- **Set exercise**
Without the pictures, can you quote each line below exactly?

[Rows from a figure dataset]
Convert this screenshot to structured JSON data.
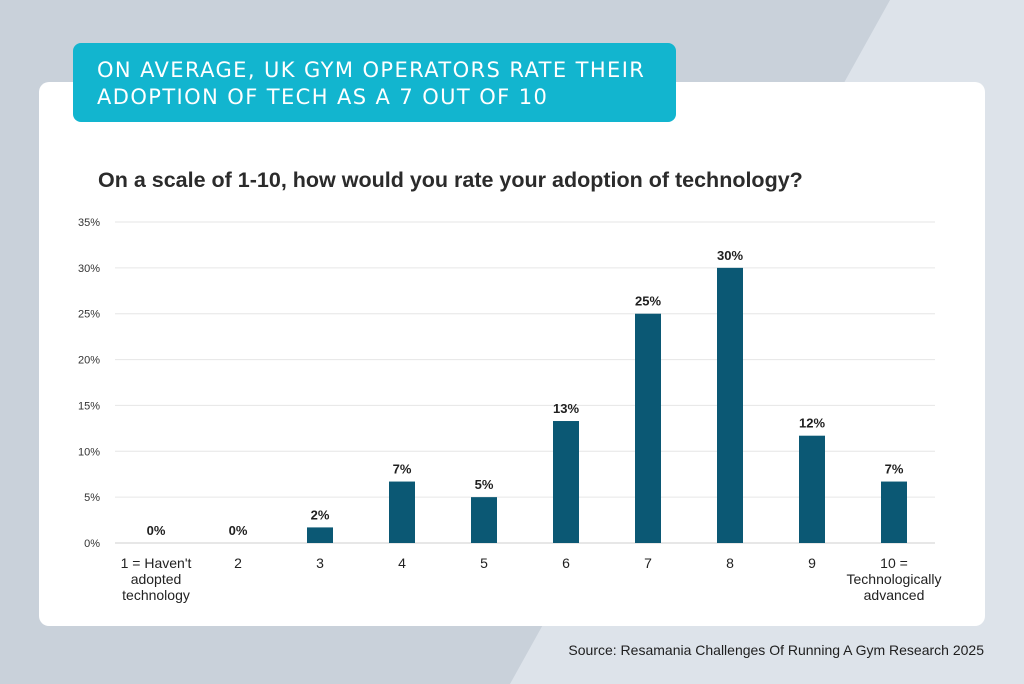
{
  "banner": {
    "line1": "ON AVERAGE, UK GYM OPERATORS RATE THEIR",
    "line2": "ADOPTION OF TECH AS A 7 OUT OF 10"
  },
  "source": "Source: Resamania Challenges Of Running A Gym Research 2025",
  "colors": {
    "bar": "#0b5874",
    "banner": "#12b5cf",
    "background": "#c9d1da",
    "card": "#ffffff"
  },
  "chart_data": {
    "type": "bar",
    "title": "On a scale of 1-10, how would you rate your adoption of technology?",
    "categories": [
      [
        "1 = Haven't",
        "adopted",
        "technology"
      ],
      [
        "2"
      ],
      [
        "3"
      ],
      [
        "4"
      ],
      [
        "5"
      ],
      [
        "6"
      ],
      [
        "7"
      ],
      [
        "8"
      ],
      [
        "9"
      ],
      [
        "10 =",
        "Technologically",
        "advanced"
      ]
    ],
    "values": [
      0,
      0,
      1.7,
      6.7,
      5,
      13.3,
      25,
      30,
      11.7,
      6.7
    ],
    "data_labels": [
      "0%",
      "0%",
      "2%",
      "7%",
      "5%",
      "13%",
      "25%",
      "30%",
      "12%",
      "7%"
    ],
    "ylim": [
      0,
      35
    ],
    "yticks": [
      "0%",
      "5%",
      "10%",
      "15%",
      "20%",
      "25%",
      "30%",
      "35%"
    ],
    "grid": true,
    "xlabel": "",
    "ylabel": ""
  }
}
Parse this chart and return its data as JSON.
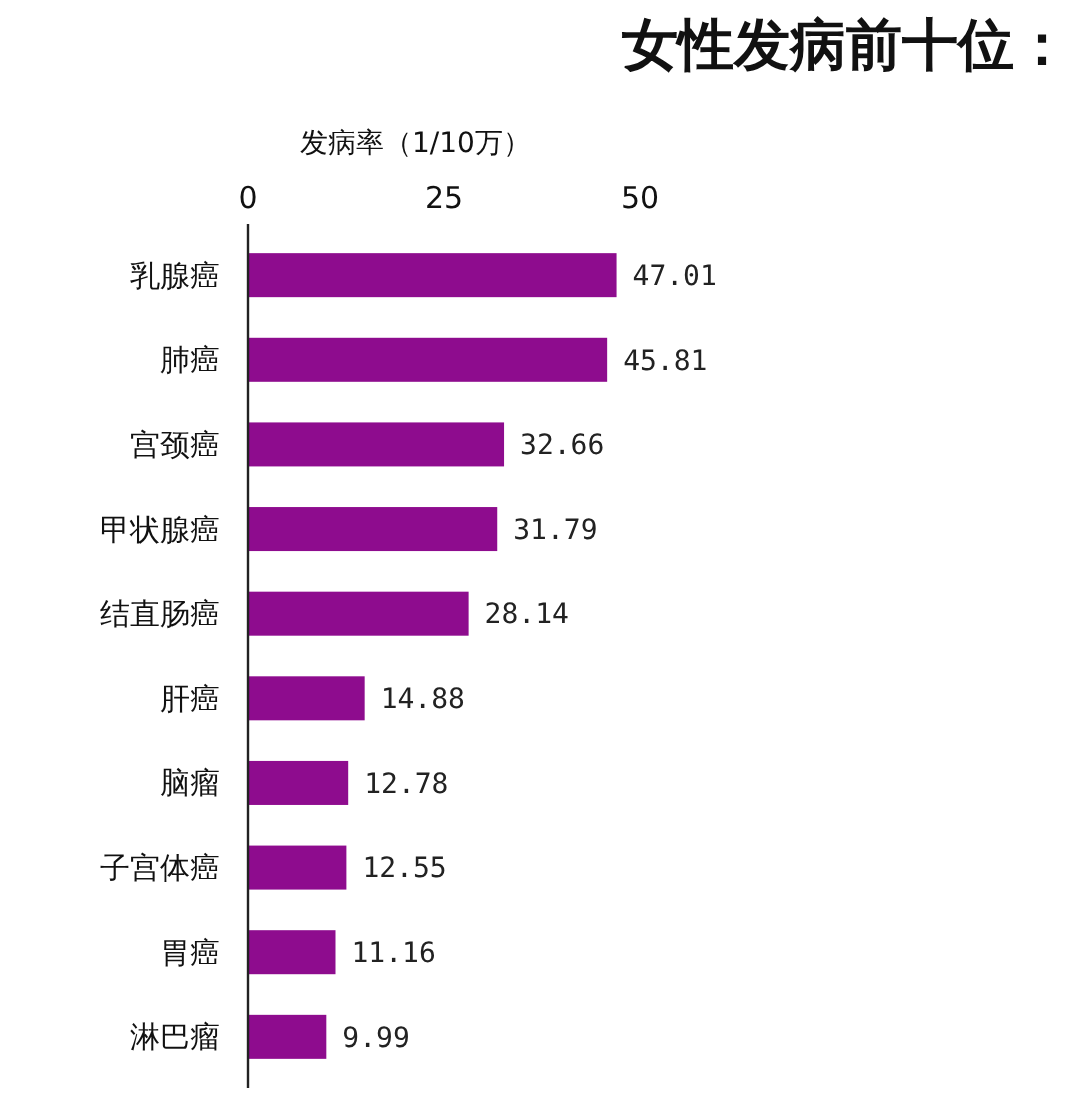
{
  "chart_data": {
    "type": "bar",
    "orientation": "horizontal",
    "title": "女性发病前十位：",
    "xlabel": "发病率（1/10万）",
    "categories": [
      "乳腺癌",
      "肺癌",
      "宫颈癌",
      "甲状腺癌",
      "结直肠癌",
      "肝癌",
      "脑瘤",
      "子宫体癌",
      "胃癌",
      "淋巴瘤"
    ],
    "values": [
      47.01,
      45.81,
      32.66,
      31.79,
      28.14,
      14.88,
      12.78,
      12.55,
      11.16,
      9.99
    ],
    "color": "#8e0c8e",
    "xlim": [
      0,
      50
    ],
    "xticks": [
      0,
      25,
      50
    ],
    "data_labels": true,
    "grid": false
  }
}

- **Complete answer**
Convert this screenshot to structured JSON data.
{
  "banner": {
    "line1": "ON AVERAGE, UK GYM OPERATORS RATE THEIR",
    "line2": "ADOPTION OF TECH AS A 7 OUT OF 10"
  },
  "source": "Source: Resamania Challenges Of Running A Gym Research 2025",
  "colors": {
    "bar": "#0b5874",
    "banner": "#12b5cf",
    "background": "#c9d1da",
    "card": "#ffffff"
  },
  "chart_data": {
    "type": "bar",
    "title": "On a scale of 1-10, how would you rate your adoption of technology?",
    "categories": [
      [
        "1 = Haven't",
        "adopted",
        "technology"
      ],
      [
        "2"
      ],
      [
        "3"
      ],
      [
        "4"
      ],
      [
        "5"
      ],
      [
        "6"
      ],
      [
        "7"
      ],
      [
        "8"
      ],
      [
        "9"
      ],
      [
        "10 =",
        "Technologically",
        "advanced"
      ]
    ],
    "values": [
      0,
      0,
      1.7,
      6.7,
      5,
      13.3,
      25,
      30,
      11.7,
      6.7
    ],
    "data_labels": [
      "0%",
      "0%",
      "2%",
      "7%",
      "5%",
      "13%",
      "25%",
      "30%",
      "12%",
      "7%"
    ],
    "ylim": [
      0,
      35
    ],
    "yticks": [
      "0%",
      "5%",
      "10%",
      "15%",
      "20%",
      "25%",
      "30%",
      "35%"
    ],
    "grid": true,
    "xlabel": "",
    "ylabel": ""
  }
}
Parse this chart and return its data as JSON.
{
  "chart_data": {
    "type": "bar",
    "orientation": "horizontal",
    "title": "女性发病前十位：",
    "xlabel": "发病率（1/10万）",
    "categories": [
      "乳腺癌",
      "肺癌",
      "宫颈癌",
      "甲状腺癌",
      "结直肠癌",
      "肝癌",
      "脑瘤",
      "子宫体癌",
      "胃癌",
      "淋巴瘤"
    ],
    "values": [
      47.01,
      45.81,
      32.66,
      31.79,
      28.14,
      14.88,
      12.78,
      12.55,
      11.16,
      9.99
    ],
    "color": "#8e0c8e",
    "xlim": [
      0,
      50
    ],
    "xticks": [
      0,
      25,
      50
    ],
    "data_labels": true,
    "grid": false
  }
}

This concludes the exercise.